• AUFGABE 1: In welcher Kategorie ist der Text über Alternativen zum Kapitalismus erschienen?
• AUFGABE 2: Wozu soll man sich laut dem Text über Alternativen zum Kapitalismus über Ziel und Weg Gedanken machen? Antworte in ein bis drei Sätzen.
• AUFGABE 3: Schreib den Abschnitt aus dem Text über Alternativen zum Kapitalismus ab, von „Mit dem Kapitalismus“ bis einschließlich „Unbekannt, PxHere, CC0)“.

• VORLIEGENDER TEXT:
▼▼▼

Es beginnt in Gedanken

Mit dem Kapitalismus haben wir keine Zukunft. Diese Erkenntnis reift zunehmend und der Ruf nach Alternativen wird lauter. Um vom einem zum anderen zu kommen, ist es hilfreich sich über Ziel und Weg Gedanken zu machen. Eine Einladung zum Mitdenken von Thiemo Kirmse.

Von Published On: 22. Februar 2023Kategorien: Utopie

Dieser Text wurde mit freundlicher Genehmigung des Autors erstveröffentlicht auf free21.org. Lizenz: Thiemo Kirmse, Free21, CC BY-NC-ND 4.0

Symbolbild
(Bild: Unbekannt, PxHere, CC0)

▲▲▲

• VORLIEGENDES MATERIAL:
▼▼▼

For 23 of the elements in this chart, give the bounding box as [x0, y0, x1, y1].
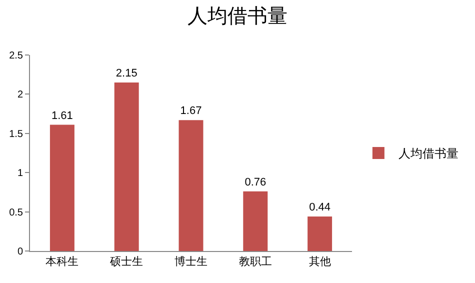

▲▲▲

• RICHTIGE ANTWORT 1: In der Kategorie Utopie.

• RICHTIGE ANTWORT 2: Das ist hilfreich, um vom einen zum anderen zu kommen. Gemeint ist der Weg vom Kapitalismus, mit dem wir laut Text keine Zukunft haben, zu den Alternativen, nach denen der Ruf lauter wird.

• RICHTIGE ANTWORT 3:
Mit dem Kapitalismus haben wir keine Zukunft. Diese Erkenntnis reift zunehmend und der Ruf nach Alternativen wird lauter. Um vom einem zum anderen zu kommen, ist es hilfreich sich über Ziel und Weg Gedanken zu machen. Eine Einladung zum Mitdenken von Thiemo Kirmse.

Von Published On: 22. Februar 2023Kategorien: Utopie

Dieser Text wurde mit freundlicher Genehmigung des Autors erstveröffentlicht auf free21.org. Lizenz: Thiemo Kirmse, Free21, CC BY-NC-ND 4.0

Symbolbild
(Bild: Unbekannt, PxHere, CC0)